-- Input data start --

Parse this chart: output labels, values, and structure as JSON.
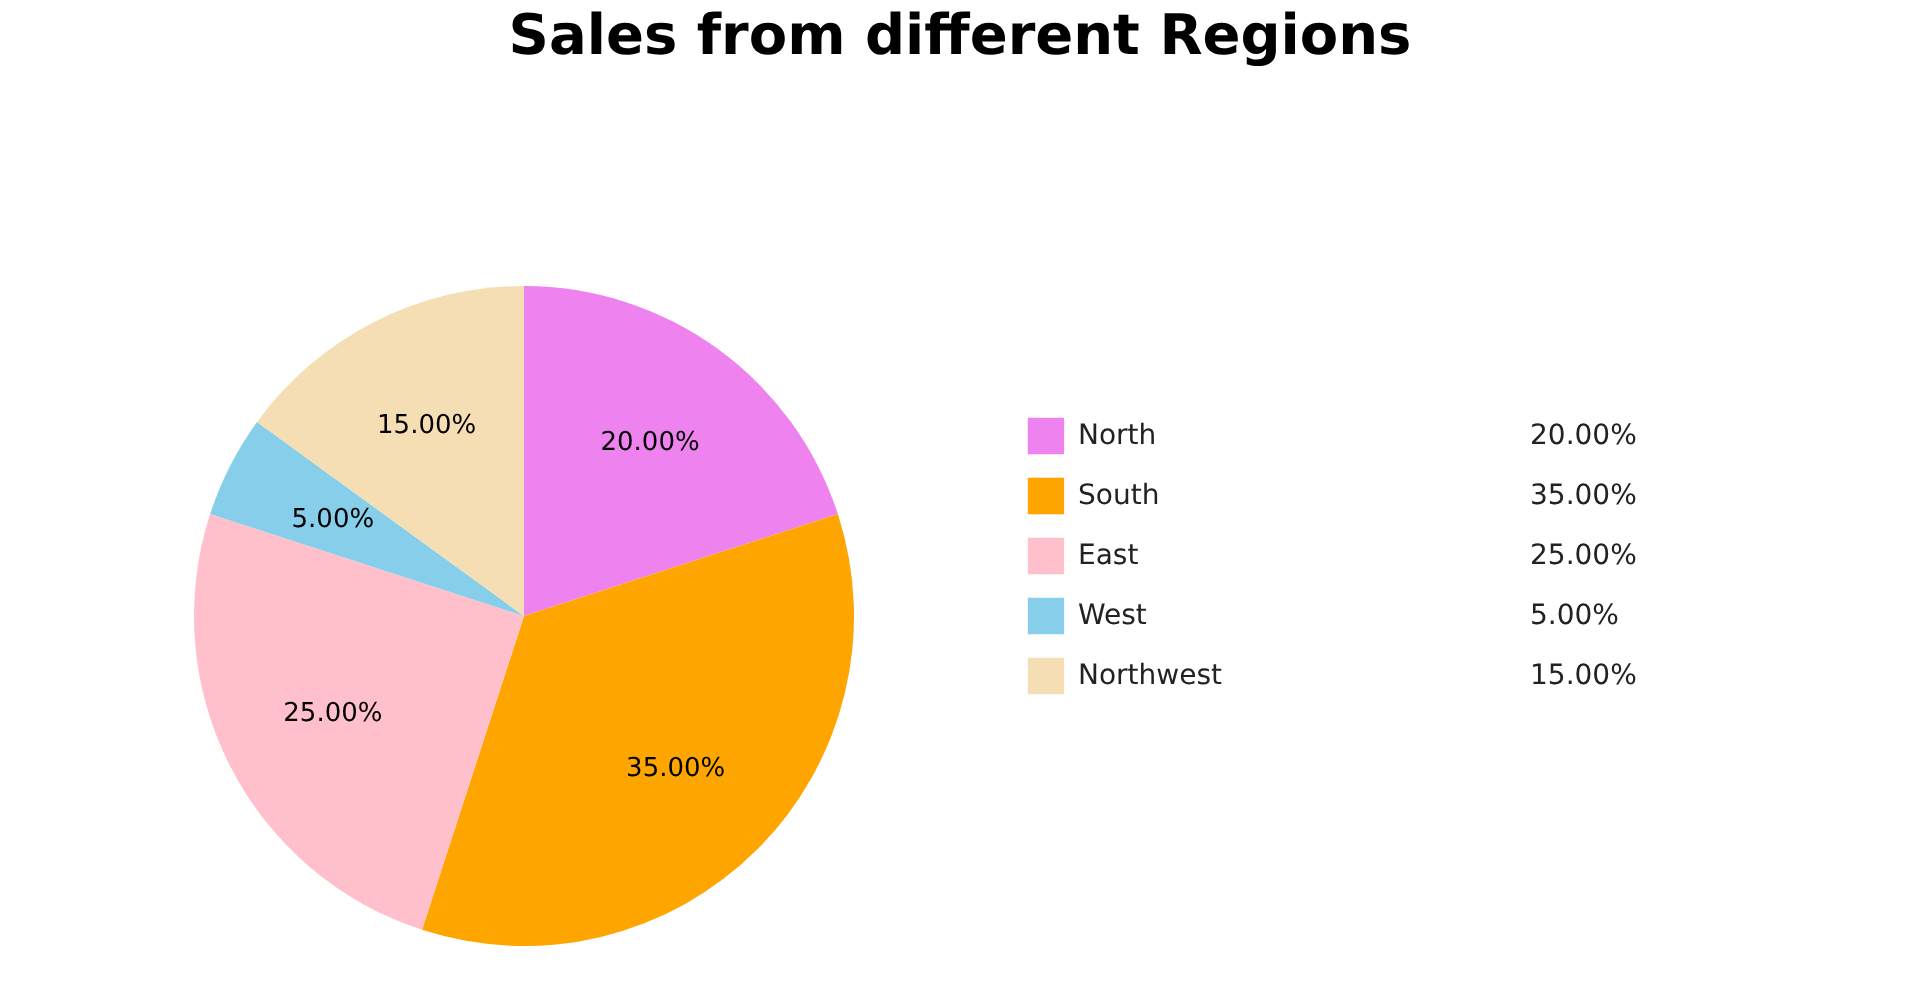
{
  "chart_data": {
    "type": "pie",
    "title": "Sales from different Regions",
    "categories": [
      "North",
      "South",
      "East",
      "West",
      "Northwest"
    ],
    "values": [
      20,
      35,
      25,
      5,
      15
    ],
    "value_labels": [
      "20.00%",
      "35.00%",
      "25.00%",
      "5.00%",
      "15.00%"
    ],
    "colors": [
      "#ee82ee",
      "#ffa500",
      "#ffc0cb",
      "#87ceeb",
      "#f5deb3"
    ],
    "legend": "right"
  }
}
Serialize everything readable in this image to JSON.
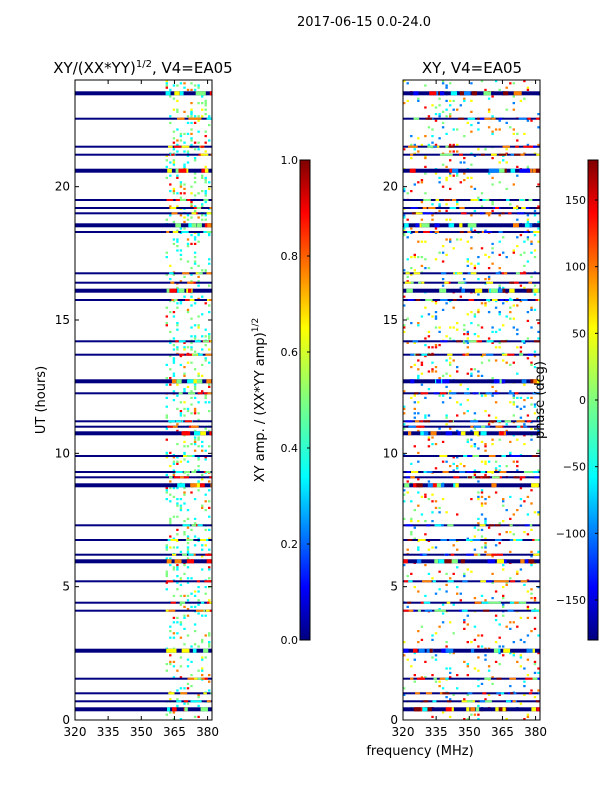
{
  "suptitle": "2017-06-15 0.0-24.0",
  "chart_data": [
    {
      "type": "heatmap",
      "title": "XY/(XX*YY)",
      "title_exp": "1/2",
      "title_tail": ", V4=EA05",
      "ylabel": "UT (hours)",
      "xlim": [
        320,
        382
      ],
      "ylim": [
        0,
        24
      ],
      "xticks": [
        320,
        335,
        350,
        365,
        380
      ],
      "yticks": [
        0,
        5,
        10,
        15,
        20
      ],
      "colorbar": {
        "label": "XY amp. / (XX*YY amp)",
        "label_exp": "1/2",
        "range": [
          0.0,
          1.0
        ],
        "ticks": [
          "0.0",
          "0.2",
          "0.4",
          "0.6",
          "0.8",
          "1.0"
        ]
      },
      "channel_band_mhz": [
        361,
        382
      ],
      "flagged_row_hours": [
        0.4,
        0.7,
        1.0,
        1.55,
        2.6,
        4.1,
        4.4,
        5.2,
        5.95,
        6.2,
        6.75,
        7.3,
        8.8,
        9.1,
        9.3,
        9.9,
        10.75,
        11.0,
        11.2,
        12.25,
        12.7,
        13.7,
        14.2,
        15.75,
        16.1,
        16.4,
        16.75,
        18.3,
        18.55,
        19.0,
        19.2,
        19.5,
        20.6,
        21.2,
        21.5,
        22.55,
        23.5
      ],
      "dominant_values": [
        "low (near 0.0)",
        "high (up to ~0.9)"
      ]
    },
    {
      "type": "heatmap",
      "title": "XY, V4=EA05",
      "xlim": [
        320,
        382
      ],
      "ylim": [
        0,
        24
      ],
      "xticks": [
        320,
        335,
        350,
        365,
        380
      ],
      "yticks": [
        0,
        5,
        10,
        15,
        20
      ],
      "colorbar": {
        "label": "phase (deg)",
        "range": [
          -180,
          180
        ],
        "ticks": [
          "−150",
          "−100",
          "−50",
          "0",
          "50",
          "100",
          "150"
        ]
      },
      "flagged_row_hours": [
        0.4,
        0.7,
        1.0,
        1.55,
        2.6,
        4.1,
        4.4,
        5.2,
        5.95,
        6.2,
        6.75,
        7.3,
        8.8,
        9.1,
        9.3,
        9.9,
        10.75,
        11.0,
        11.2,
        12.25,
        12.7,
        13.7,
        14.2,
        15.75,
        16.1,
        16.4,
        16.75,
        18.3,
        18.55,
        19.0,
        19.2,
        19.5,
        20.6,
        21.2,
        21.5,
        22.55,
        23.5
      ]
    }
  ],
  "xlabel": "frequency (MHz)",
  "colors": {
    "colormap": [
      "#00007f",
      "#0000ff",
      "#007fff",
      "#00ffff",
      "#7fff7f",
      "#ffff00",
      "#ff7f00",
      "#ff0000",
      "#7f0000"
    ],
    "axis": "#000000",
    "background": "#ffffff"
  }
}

-- Input data end --

Would you return the data exactly as written, without the pictures?

→ **Worked solution**
Parse this chart: output labels, values, and structure as JSON.
{
  "chart_data": {
    "type": "pie",
    "title": "Sales from different Regions",
    "categories": [
      "North",
      "South",
      "East",
      "West",
      "Northwest"
    ],
    "values": [
      20,
      35,
      25,
      5,
      15
    ],
    "value_labels": [
      "20.00%",
      "35.00%",
      "25.00%",
      "5.00%",
      "15.00%"
    ],
    "colors": [
      "#ee82ee",
      "#ffa500",
      "#ffc0cb",
      "#87ceeb",
      "#f5deb3"
    ],
    "legend": "right"
  }
}
Serialize everything readable in this image to JSON.
{
  "suptitle": "2017-06-15 0.0-24.0",
  "chart_data": [
    {
      "type": "heatmap",
      "title": "XY/(XX*YY)",
      "title_exp": "1/2",
      "title_tail": ", V4=EA05",
      "ylabel": "UT (hours)",
      "xlim": [
        320,
        382
      ],
      "ylim": [
        0,
        24
      ],
      "xticks": [
        320,
        335,
        350,
        365,
        380
      ],
      "yticks": [
        0,
        5,
        10,
        15,
        20
      ],
      "colorbar": {
        "label": "XY amp. / (XX*YY amp)",
        "label_exp": "1/2",
        "range": [
          0.0,
          1.0
        ],
        "ticks": [
          "0.0",
          "0.2",
          "0.4",
          "0.6",
          "0.8",
          "1.0"
        ]
      },
      "channel_band_mhz": [
        361,
        382
      ],
      "flagged_row_hours": [
        0.4,
        0.7,
        1.0,
        1.55,
        2.6,
        4.1,
        4.4,
        5.2,
        5.95,
        6.2,
        6.75,
        7.3,
        8.8,
        9.1,
        9.3,
        9.9,
        10.75,
        11.0,
        11.2,
        12.25,
        12.7,
        13.7,
        14.2,
        15.75,
        16.1,
        16.4,
        16.75,
        18.3,
        18.55,
        19.0,
        19.2,
        19.5,
        20.6,
        21.2,
        21.5,
        22.55,
        23.5
      ],
      "dominant_values": [
        "low (near 0.0)",
        "high (up to ~0.9)"
      ]
    },
    {
      "type": "heatmap",
      "title": "XY, V4=EA05",
      "xlim": [
        320,
        382
      ],
      "ylim": [
        0,
        24
      ],
      "xticks": [
        320,
        335,
        350,
        365,
        380
      ],
      "yticks": [
        0,
        5,
        10,
        15,
        20
      ],
      "colorbar": {
        "label": "phase (deg)",
        "range": [
          -180,
          180
        ],
        "ticks": [
          "−150",
          "−100",
          "−50",
          "0",
          "50",
          "100",
          "150"
        ]
      },
      "flagged_row_hours": [
        0.4,
        0.7,
        1.0,
        1.55,
        2.6,
        4.1,
        4.4,
        5.2,
        5.95,
        6.2,
        6.75,
        7.3,
        8.8,
        9.1,
        9.3,
        9.9,
        10.75,
        11.0,
        11.2,
        12.25,
        12.7,
        13.7,
        14.2,
        15.75,
        16.1,
        16.4,
        16.75,
        18.3,
        18.55,
        19.0,
        19.2,
        19.5,
        20.6,
        21.2,
        21.5,
        22.55,
        23.5
      ]
    }
  ],
  "xlabel": "frequency (MHz)",
  "colors": {
    "colormap": [
      "#00007f",
      "#0000ff",
      "#007fff",
      "#00ffff",
      "#7fff7f",
      "#ffff00",
      "#ff7f00",
      "#ff0000",
      "#7f0000"
    ],
    "axis": "#000000",
    "background": "#ffffff"
  }
}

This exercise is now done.